* **Record extracts**
----

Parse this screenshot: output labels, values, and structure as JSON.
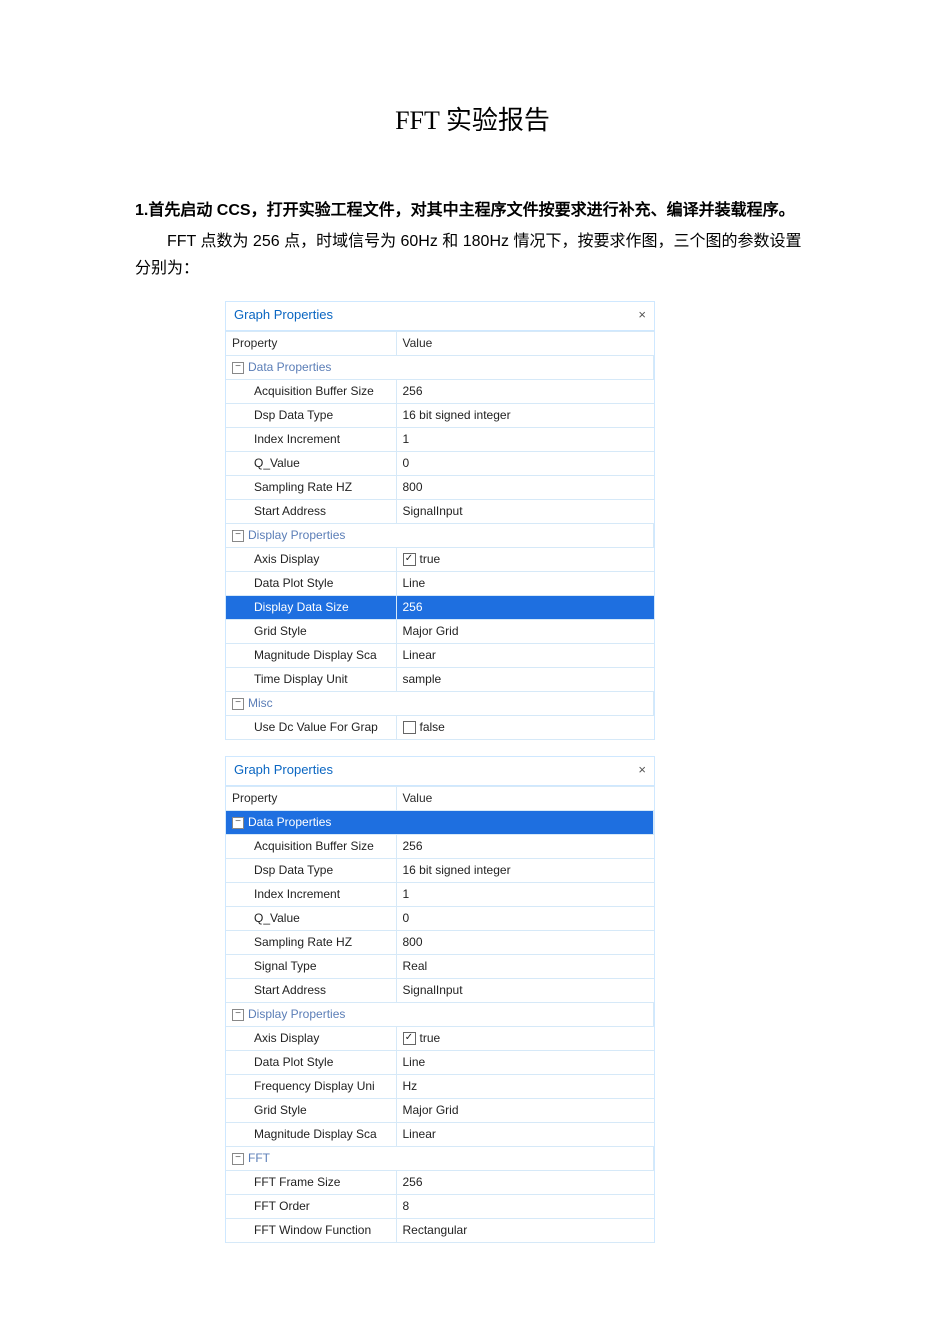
{
  "title": "FFT 实验报告",
  "heading1": "1.首先启动 CCS，打开实验工程文件，对其中主程序文件按要求进行补充、编译并装载程序。",
  "para1": "FFT 点数为 256 点，时域信号为 60Hz 和 180Hz 情况下，按要求作图，三个图的参数设置分别为：",
  "headers": {
    "prop": "Property",
    "val": "Value"
  },
  "panel1": {
    "title": "Graph Properties",
    "groups": {
      "g1": "Data Properties",
      "g2": "Display Properties",
      "g3": "Misc"
    },
    "rows": {
      "r1k": "Acquisition Buffer Size",
      "r1v": "256",
      "r2k": "Dsp Data Type",
      "r2v": "16 bit signed integer",
      "r3k": "Index Increment",
      "r3v": "1",
      "r4k": "Q_Value",
      "r4v": "0",
      "r5k": "Sampling Rate HZ",
      "r5v": "800",
      "r6k": "Start Address",
      "r6v": "SignalInput",
      "r7k": "Axis Display",
      "r7v": "true",
      "r8k": "Data Plot Style",
      "r8v": "Line",
      "r9k": "Display Data Size",
      "r9v": "256",
      "r10k": "Grid Style",
      "r10v": "Major Grid",
      "r11k": "Magnitude Display Sca",
      "r11v": "Linear",
      "r12k": "Time Display Unit",
      "r12v": "sample",
      "r13k": "Use Dc Value For Grap",
      "r13v": "false"
    }
  },
  "panel2": {
    "title": "Graph Properties",
    "groups": {
      "g1": "Data Properties",
      "g2": "Display Properties",
      "g3": "FFT"
    },
    "rows": {
      "r1k": "Acquisition Buffer Size",
      "r1v": "256",
      "r2k": "Dsp Data Type",
      "r2v": "16 bit signed integer",
      "r3k": "Index Increment",
      "r3v": "1",
      "r4k": "Q_Value",
      "r4v": "0",
      "r5k": "Sampling Rate HZ",
      "r5v": "800",
      "r6k": "Signal Type",
      "r6v": "Real",
      "r7k": "Start Address",
      "r7v": "SignalInput",
      "r8k": "Axis Display",
      "r8v": "true",
      "r9k": "Data Plot Style",
      "r9v": "Line",
      "r10k": "Frequency Display Uni",
      "r10v": "Hz",
      "r11k": "Grid Style",
      "r11v": "Major Grid",
      "r12k": "Magnitude Display Sca",
      "r12v": "Linear",
      "r13k": "FFT Frame Size",
      "r13v": "256",
      "r14k": "FFT Order",
      "r14v": "8",
      "r15k": "FFT Window Function",
      "r15v": "Rectangular"
    }
  }
}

----

* **Task goal**
Go through the listing above and quote it exactly, apart from its images.

* **Expected answer**
Parse this screenshot: output labels, values, and structure as JSON.
{
  "title": "FFT 实验报告",
  "heading1": "1.首先启动 CCS，打开实验工程文件，对其中主程序文件按要求进行补充、编译并装载程序。",
  "para1": "FFT 点数为 256 点，时域信号为 60Hz 和 180Hz 情况下，按要求作图，三个图的参数设置分别为：",
  "headers": {
    "prop": "Property",
    "val": "Value"
  },
  "panel1": {
    "title": "Graph Properties",
    "groups": {
      "g1": "Data Properties",
      "g2": "Display Properties",
      "g3": "Misc"
    },
    "rows": {
      "r1k": "Acquisition Buffer Size",
      "r1v": "256",
      "r2k": "Dsp Data Type",
      "r2v": "16 bit signed integer",
      "r3k": "Index Increment",
      "r3v": "1",
      "r4k": "Q_Value",
      "r4v": "0",
      "r5k": "Sampling Rate HZ",
      "r5v": "800",
      "r6k": "Start Address",
      "r6v": "SignalInput",
      "r7k": "Axis Display",
      "r7v": "true",
      "r8k": "Data Plot Style",
      "r8v": "Line",
      "r9k": "Display Data Size",
      "r9v": "256",
      "r10k": "Grid Style",
      "r10v": "Major Grid",
      "r11k": "Magnitude Display Sca",
      "r11v": "Linear",
      "r12k": "Time Display Unit",
      "r12v": "sample",
      "r13k": "Use Dc Value For Grap",
      "r13v": "false"
    }
  },
  "panel2": {
    "title": "Graph Properties",
    "groups": {
      "g1": "Data Properties",
      "g2": "Display Properties",
      "g3": "FFT"
    },
    "rows": {
      "r1k": "Acquisition Buffer Size",
      "r1v": "256",
      "r2k": "Dsp Data Type",
      "r2v": "16 bit signed integer",
      "r3k": "Index Increment",
      "r3v": "1",
      "r4k": "Q_Value",
      "r4v": "0",
      "r5k": "Sampling Rate HZ",
      "r5v": "800",
      "r6k": "Signal Type",
      "r6v": "Real",
      "r7k": "Start Address",
      "r7v": "SignalInput",
      "r8k": "Axis Display",
      "r8v": "true",
      "r9k": "Data Plot Style",
      "r9v": "Line",
      "r10k": "Frequency Display Uni",
      "r10v": "Hz",
      "r11k": "Grid Style",
      "r11v": "Major Grid",
      "r12k": "Magnitude Display Sca",
      "r12v": "Linear",
      "r13k": "FFT Frame Size",
      "r13v": "256",
      "r14k": "FFT Order",
      "r14v": "8",
      "r15k": "FFT Window Function",
      "r15v": "Rectangular"
    }
  }
}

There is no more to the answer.